Would you transcribe the whole listing exactly, minus its pictures?

━━ Listed records ━━

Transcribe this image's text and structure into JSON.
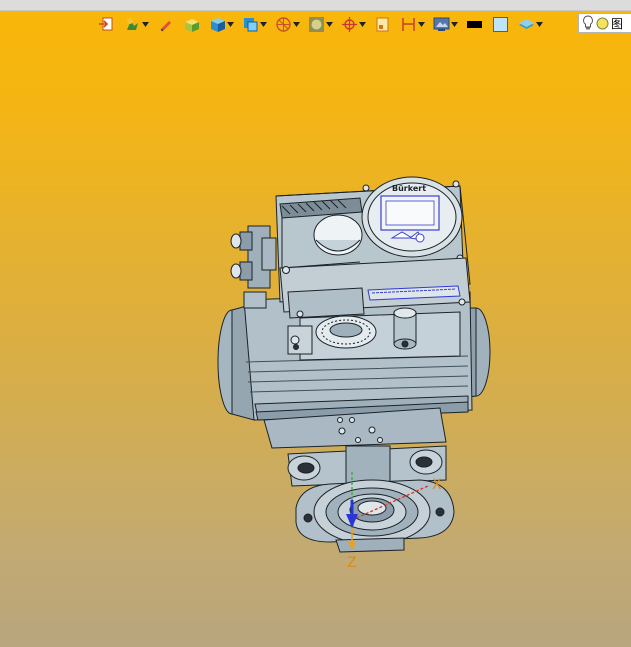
{
  "toolbar": {
    "buttons": [
      {
        "icon": "exit-view-icon"
      },
      {
        "icon": "zoom-render-icon",
        "dropdown": true
      },
      {
        "icon": "pencil-icon"
      },
      {
        "icon": "part-box-icon"
      },
      {
        "icon": "solid-cube-icon",
        "dropdown": true
      },
      {
        "icon": "view-orient-icon",
        "dropdown": true
      },
      {
        "icon": "section-view-icon",
        "dropdown": true
      },
      {
        "icon": "display-style-icon",
        "dropdown": true
      },
      {
        "icon": "origin-target-icon",
        "dropdown": true
      },
      {
        "icon": "sheet-icon"
      },
      {
        "icon": "dimension-icon",
        "dropdown": true
      },
      {
        "icon": "scene-settings-icon",
        "dropdown": true
      },
      {
        "icon": "black-color-icon"
      },
      {
        "icon": "background-color-icon"
      },
      {
        "icon": "layer-icon",
        "dropdown": true
      }
    ],
    "search_text": "图"
  },
  "axes": {
    "x": "X",
    "z": "Z"
  },
  "colors": {
    "background_top": "#fab708",
    "background_bottom": "#b9a57e",
    "model_fill": "#a9b8c2",
    "model_edge": "#1b2228",
    "axis_label": "#d98b1c"
  }
}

━━━

→ Output for this exercise:
Transcribe this image's text and structure into JSON.
{
  "toolbar": {
    "buttons": [
      {
        "icon": "exit-view-icon"
      },
      {
        "icon": "zoom-render-icon",
        "dropdown": true
      },
      {
        "icon": "pencil-icon"
      },
      {
        "icon": "part-box-icon"
      },
      {
        "icon": "solid-cube-icon",
        "dropdown": true
      },
      {
        "icon": "view-orient-icon",
        "dropdown": true
      },
      {
        "icon": "section-view-icon",
        "dropdown": true
      },
      {
        "icon": "display-style-icon",
        "dropdown": true
      },
      {
        "icon": "origin-target-icon",
        "dropdown": true
      },
      {
        "icon": "sheet-icon"
      },
      {
        "icon": "dimension-icon",
        "dropdown": true
      },
      {
        "icon": "scene-settings-icon",
        "dropdown": true
      },
      {
        "icon": "black-color-icon"
      },
      {
        "icon": "background-color-icon"
      },
      {
        "icon": "layer-icon",
        "dropdown": true
      }
    ],
    "search_text": "图"
  },
  "axes": {
    "x": "X",
    "z": "Z"
  },
  "colors": {
    "background_top": "#fab708",
    "background_bottom": "#b9a57e",
    "model_fill": "#a9b8c2",
    "model_edge": "#1b2228",
    "axis_label": "#d98b1c"
  }
}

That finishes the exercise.